■ Instruction:
Copy out all lines of the records in which the word "Övervakad" appears.

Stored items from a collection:

---*---

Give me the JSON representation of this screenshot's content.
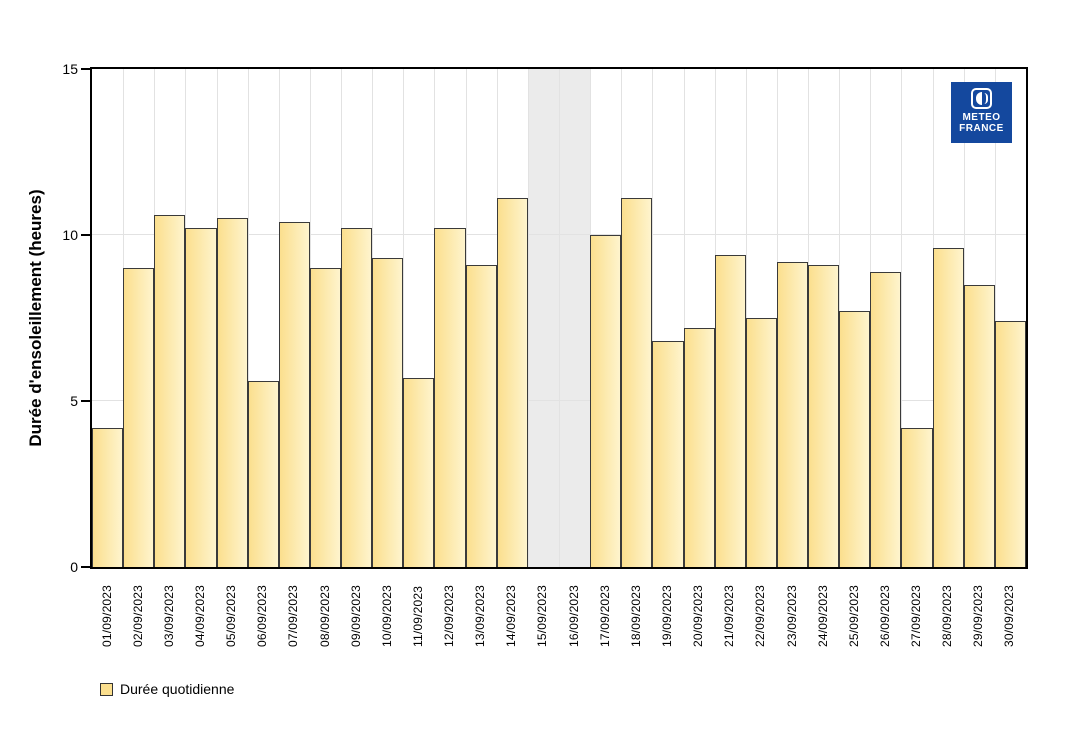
{
  "chart_data": {
    "type": "bar",
    "title": "",
    "xlabel": "",
    "ylabel": "Durée d'ensoleillement (heures)",
    "ylim": [
      0,
      15
    ],
    "yticks": [
      0,
      5,
      10,
      15
    ],
    "grid": true,
    "legend_position": "bottom-left",
    "categories": [
      "01/09/2023",
      "02/09/2023",
      "03/09/2023",
      "04/09/2023",
      "05/09/2023",
      "06/09/2023",
      "07/09/2023",
      "08/09/2023",
      "09/09/2023",
      "10/09/2023",
      "11/09/2023",
      "12/09/2023",
      "13/09/2023",
      "14/09/2023",
      "15/09/2023",
      "16/09/2023",
      "17/09/2023",
      "18/09/2023",
      "19/09/2023",
      "20/09/2023",
      "21/09/2023",
      "22/09/2023",
      "23/09/2023",
      "24/09/2023",
      "25/09/2023",
      "26/09/2023",
      "27/09/2023",
      "28/09/2023",
      "29/09/2023",
      "30/09/2023"
    ],
    "values": [
      4.2,
      9.0,
      10.6,
      10.2,
      10.5,
      5.6,
      10.4,
      9.0,
      10.2,
      9.3,
      5.7,
      10.2,
      9.1,
      11.1,
      null,
      null,
      10.0,
      11.1,
      6.8,
      7.2,
      9.4,
      7.5,
      9.2,
      9.1,
      7.7,
      8.9,
      4.2,
      9.6,
      8.5,
      7.4
    ],
    "missing_dates": [
      "15/09/2023",
      "16/09/2023"
    ],
    "legend": {
      "label": "Durée quotidienne"
    }
  },
  "logo": {
    "line1": "METEO",
    "line2": "FRANCE"
  },
  "colors": {
    "bar_fill_left": "#fbdf8e",
    "bar_fill_right": "#fef4cd",
    "bar_border": "#3a3a3a",
    "missing_band": "#ebebeb",
    "gridline": "#e2e2e2",
    "axis": "#000000",
    "logo_background": "#14489e"
  }
}
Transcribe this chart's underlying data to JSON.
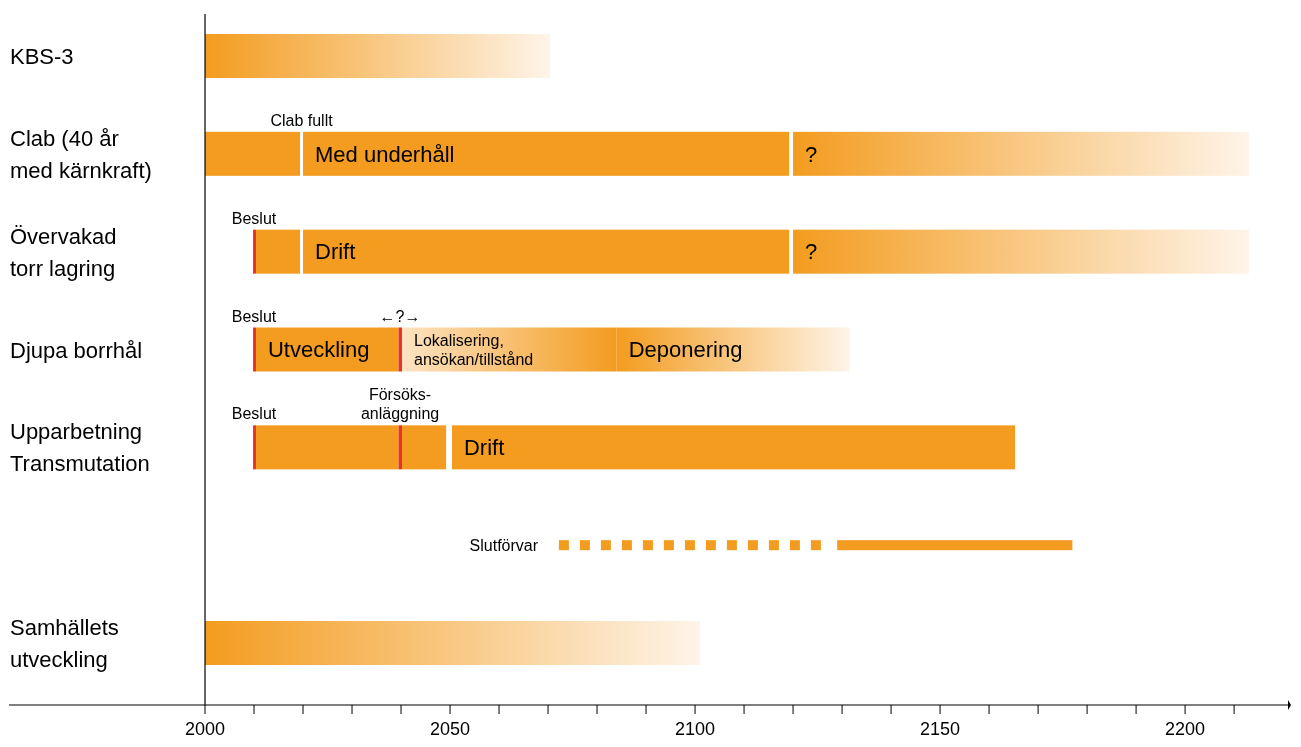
{
  "chart_data": {
    "type": "bar",
    "orientation": "horizontal",
    "categories": [
      "KBS-3",
      "Clab (40 år\nmed kärnkraft)",
      "Övervakad\ntorr lagring",
      "Djupa borrhål",
      "Upparbetning\nTransmutation",
      "Slutförvar",
      "Samhällets\nutveckling"
    ],
    "series": [
      {
        "color": "#f39c1f",
        "base": [
          null,
          2000,
          2010.4,
          2010.4,
          2010.4,
          null,
          null
        ],
        "values": [
          null,
          19.4,
          9,
          29.1,
          29.1,
          null,
          null
        ],
        "value_labels": [
          null,
          null,
          null,
          "Utveckling",
          null,
          null,
          null
        ]
      },
      {
        "color": "#f39c1f",
        "base": [
          null,
          2020,
          2020,
          null,
          2040.2,
          null,
          null
        ],
        "values": [
          null,
          99.2,
          99.2,
          null,
          9,
          null,
          null
        ],
        "value_labels": [
          null,
          "Med underhåll",
          "Drift",
          null,
          null,
          null,
          null
        ]
      },
      {
        "color": "#f39c1f",
        "base": [
          null,
          null,
          null,
          null,
          2050.4,
          null,
          null
        ],
        "values": [
          null,
          null,
          null,
          null,
          114.9,
          null,
          null
        ],
        "value_labels": [
          null,
          null,
          null,
          null,
          "Drift",
          null,
          null
        ]
      },
      {
        "color": "#fef4e8",
        "colors": [
          "#f39c1f",
          "#f39c1f",
          "#f39c1f",
          "#f39c1f",
          null,
          null,
          "#f39c1f"
        ],
        "base": [
          2000,
          2120,
          2120,
          2084,
          null,
          null,
          2000
        ],
        "values": [
          70.4,
          93,
          93,
          47.6,
          null,
          null,
          101
        ],
        "value_labels": [
          null,
          "?",
          "?",
          "Deponering",
          null,
          null,
          null
        ]
      },
      {
        "color": "#f39c1f",
        "colors": [
          null,
          null,
          null,
          "#fde3c2",
          null,
          null,
          null
        ],
        "base": [
          null,
          null,
          null,
          2040.2,
          null,
          null,
          null
        ],
        "values": [
          null,
          null,
          null,
          43.8,
          null,
          null,
          null
        ],
        "value_labels": [
          null,
          null,
          null,
          "Lokalisering,\nansökan/tillstånd",
          null,
          null,
          null
        ]
      },
      {
        "color": "#e8322a",
        "base": [
          null,
          null,
          2009.8,
          2009.8,
          2009.8,
          null,
          null
        ],
        "values": [
          null,
          null,
          0.6,
          0.6,
          0.6,
          null,
          null
        ]
      },
      {
        "color": "#e8322a",
        "base": [
          null,
          null,
          null,
          2039.5,
          2039.5,
          null,
          null
        ],
        "values": [
          null,
          null,
          null,
          0.7,
          0.7,
          null,
          null
        ]
      },
      {
        "color": "#f39c1f",
        "line_style": "dotted",
        "base": [
          null,
          null,
          null,
          null,
          null,
          2070,
          null
        ],
        "values": [
          null,
          null,
          null,
          null,
          null,
          57,
          null
        ]
      },
      {
        "color": "#f39c1f",
        "line_style": "solid",
        "base": [
          null,
          null,
          null,
          null,
          null,
          2129,
          null
        ],
        "values": [
          null,
          null,
          null,
          null,
          null,
          48,
          null
        ]
      }
    ],
    "xlim": [
      1960,
      2221
    ],
    "xticks": [
      2000,
      {
        "value": 2010,
        "label": null
      },
      {
        "value": 2020,
        "label": null
      },
      {
        "value": 2030,
        "label": null
      },
      {
        "value": 2040,
        "label": null
      },
      2050,
      {
        "value": 2060,
        "label": null
      },
      {
        "value": 2070,
        "label": null
      },
      {
        "value": 2080,
        "label": null
      },
      {
        "value": 2090,
        "label": null
      },
      2100,
      {
        "value": 2110,
        "label": null
      },
      {
        "value": 2120,
        "label": null
      },
      {
        "value": 2130,
        "label": null
      },
      {
        "value": 2140,
        "label": null
      },
      2150,
      {
        "value": 2160,
        "label": null
      },
      {
        "value": 2170,
        "label": null
      },
      {
        "value": 2180,
        "label": null
      },
      {
        "value": 2190,
        "label": null
      },
      2200,
      {
        "value": 2210,
        "label": null
      }
    ],
    "ref_lines": [
      {
        "axis": "x",
        "value": 2000,
        "color": "#000000"
      }
    ],
    "annotations": [
      {
        "text": "Clab fullt",
        "x": 2019.7,
        "y": "Clab (40 år\nmed kärnkraft)"
      },
      {
        "text": "Beslut",
        "x": 2010,
        "y": "Övervakad\ntorr lagring"
      },
      {
        "text": "Beslut",
        "x": 2010,
        "y": "Djupa borrhål"
      },
      {
        "text": "←?→",
        "x": 2039.8,
        "y": "Djupa borrhål"
      },
      {
        "text": "Beslut",
        "x": 2010,
        "y": "Upparbetning\nTransmutation"
      },
      {
        "text": "Försöks-\nanläggning",
        "x": 2039.8,
        "y": "Upparbetning\nTransmutation"
      }
    ]
  }
}
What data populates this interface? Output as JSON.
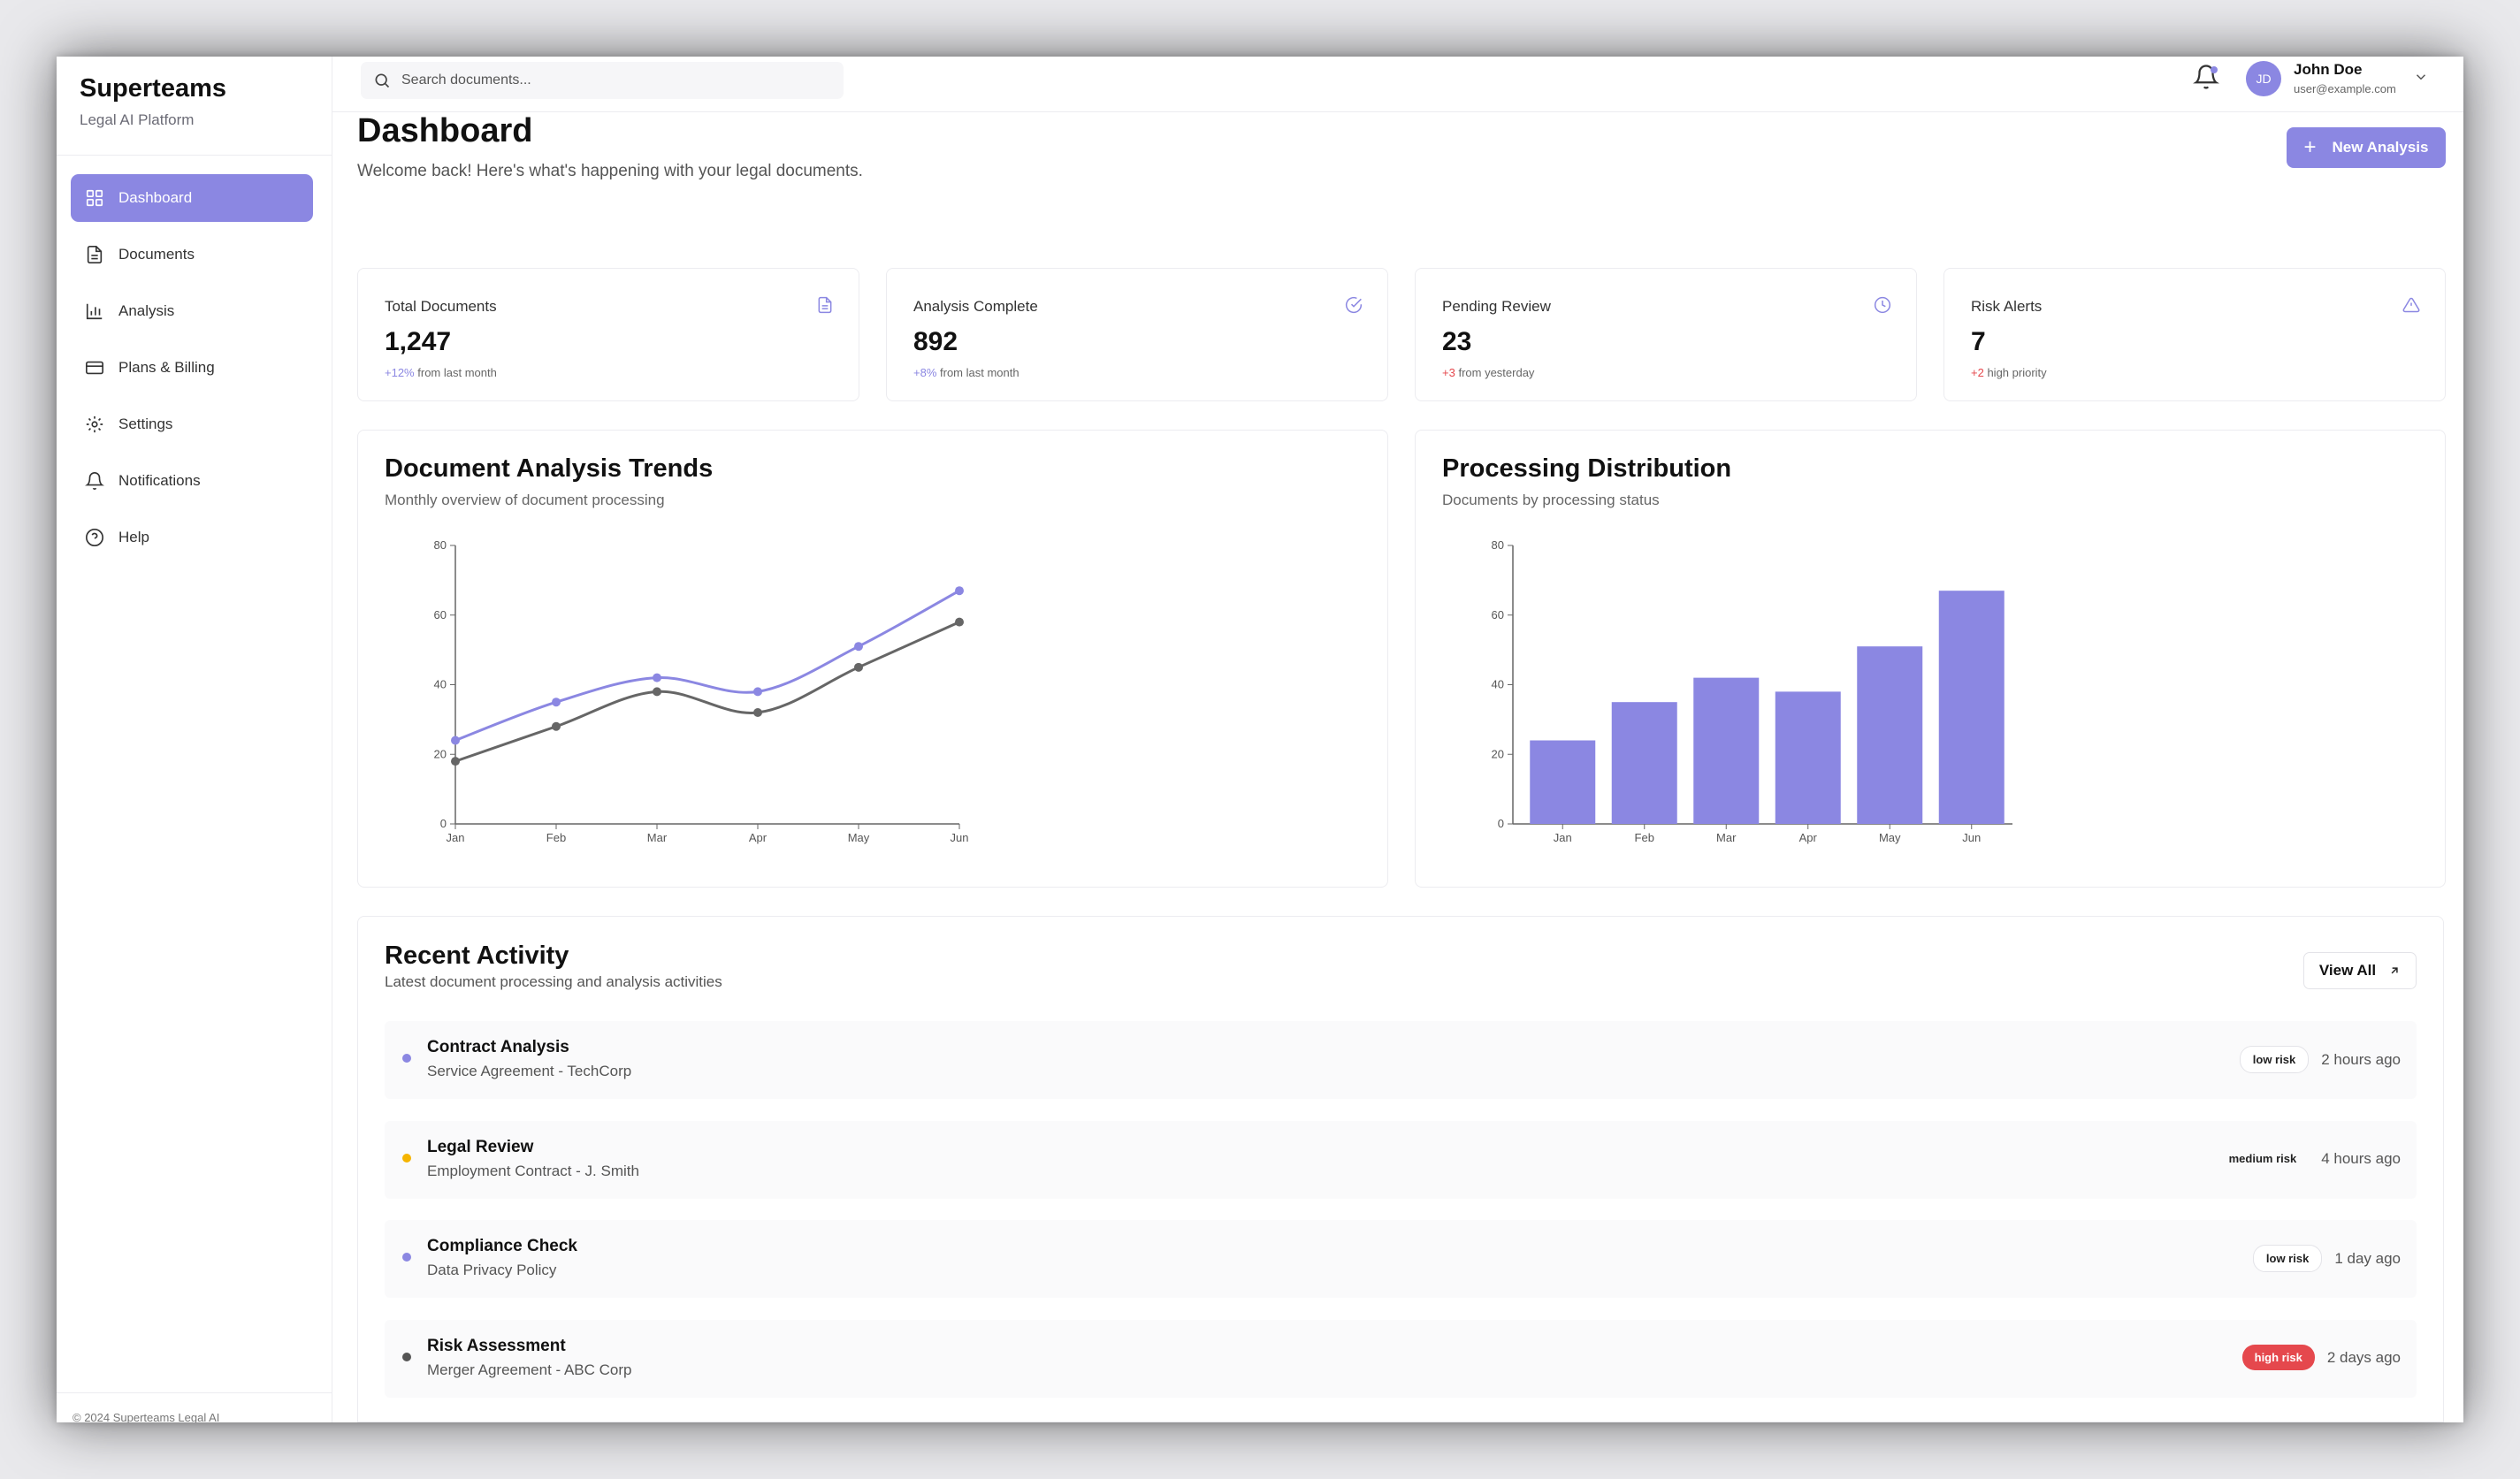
{
  "brand": {
    "title": "Superteams",
    "subtitle": "Legal AI Platform"
  },
  "nav": [
    {
      "label": "Dashboard",
      "icon": "grid-icon",
      "active": true
    },
    {
      "label": "Documents",
      "icon": "document-icon"
    },
    {
      "label": "Analysis",
      "icon": "bar-chart-icon"
    },
    {
      "label": "Plans & Billing",
      "icon": "credit-card-icon"
    },
    {
      "label": "Settings",
      "icon": "gear-icon"
    },
    {
      "label": "Notifications",
      "icon": "bell-icon"
    },
    {
      "label": "Help",
      "icon": "help-circle-icon"
    }
  ],
  "footer": "© 2024 Superteams Legal AI",
  "search": {
    "placeholder": "Search documents..."
  },
  "user": {
    "initials": "JD",
    "name": "John Doe",
    "email": "user@example.com"
  },
  "page": {
    "title": "Dashboard",
    "subtitle": "Welcome back! Here's what's happening with your legal documents.",
    "new_button": "New Analysis"
  },
  "stats": [
    {
      "label": "Total Documents",
      "value": "1,247",
      "change": "+12%",
      "change_text": "from last month",
      "change_type": "pos",
      "icon": "file-icon"
    },
    {
      "label": "Analysis Complete",
      "value": "892",
      "change": "+8%",
      "change_text": "from last month",
      "change_type": "pos",
      "icon": "check-circle-icon"
    },
    {
      "label": "Pending Review",
      "value": "23",
      "change": "+3",
      "change_text": "from yesterday",
      "change_type": "neg",
      "icon": "clock-icon"
    },
    {
      "label": "Risk Alerts",
      "value": "7",
      "change": "+2",
      "change_text": "high priority",
      "change_type": "neg",
      "icon": "alert-triangle-icon"
    }
  ],
  "charts": {
    "trends": {
      "title": "Document Analysis Trends",
      "subtitle": "Monthly overview of document processing"
    },
    "distribution": {
      "title": "Processing Distribution",
      "subtitle": "Documents by processing status"
    }
  },
  "chart_data": [
    {
      "type": "line",
      "title": "Document Analysis Trends",
      "categories": [
        "Jan",
        "Feb",
        "Mar",
        "Apr",
        "May",
        "Jun"
      ],
      "series": [
        {
          "color": "#8b87e2",
          "values": [
            24,
            35,
            42,
            38,
            51,
            67
          ]
        },
        {
          "color": "#666666",
          "values": [
            18,
            28,
            38,
            32,
            45,
            58
          ]
        }
      ],
      "ylim": [
        0,
        80
      ],
      "yticks": [
        0,
        20,
        40,
        60,
        80
      ],
      "grid": false
    },
    {
      "type": "bar",
      "title": "Processing Distribution",
      "categories": [
        "Jan",
        "Feb",
        "Mar",
        "Apr",
        "May",
        "Jun"
      ],
      "values": [
        24,
        35,
        42,
        38,
        51,
        67
      ],
      "color": "#8b87e2",
      "ylim": [
        0,
        80
      ],
      "yticks": [
        0,
        20,
        40,
        60,
        80
      ],
      "grid": false
    }
  ],
  "activity": {
    "title": "Recent Activity",
    "subtitle": "Latest document processing and analysis activities",
    "view_all": "View All",
    "items": [
      {
        "title": "Contract Analysis",
        "subtitle": "Service Agreement - TechCorp",
        "risk": "low risk",
        "risk_level": "low",
        "time": "2 hours ago",
        "dot": "#8b87e2"
      },
      {
        "title": "Legal Review",
        "subtitle": "Employment Contract - J. Smith",
        "risk": "medium risk",
        "risk_level": "medium",
        "time": "4 hours ago",
        "dot": "#f5b400"
      },
      {
        "title": "Compliance Check",
        "subtitle": "Data Privacy Policy",
        "risk": "low risk",
        "risk_level": "low",
        "time": "1 day ago",
        "dot": "#8b87e2"
      },
      {
        "title": "Risk Assessment",
        "subtitle": "Merger Agreement - ABC Corp",
        "risk": "high risk",
        "risk_level": "high",
        "time": "2 days ago",
        "dot": "#555555"
      }
    ]
  }
}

---*---

■ Full answer:
      "Övervakad\ntorr lagring",
        "y": "Övervakad\ntorr lagring"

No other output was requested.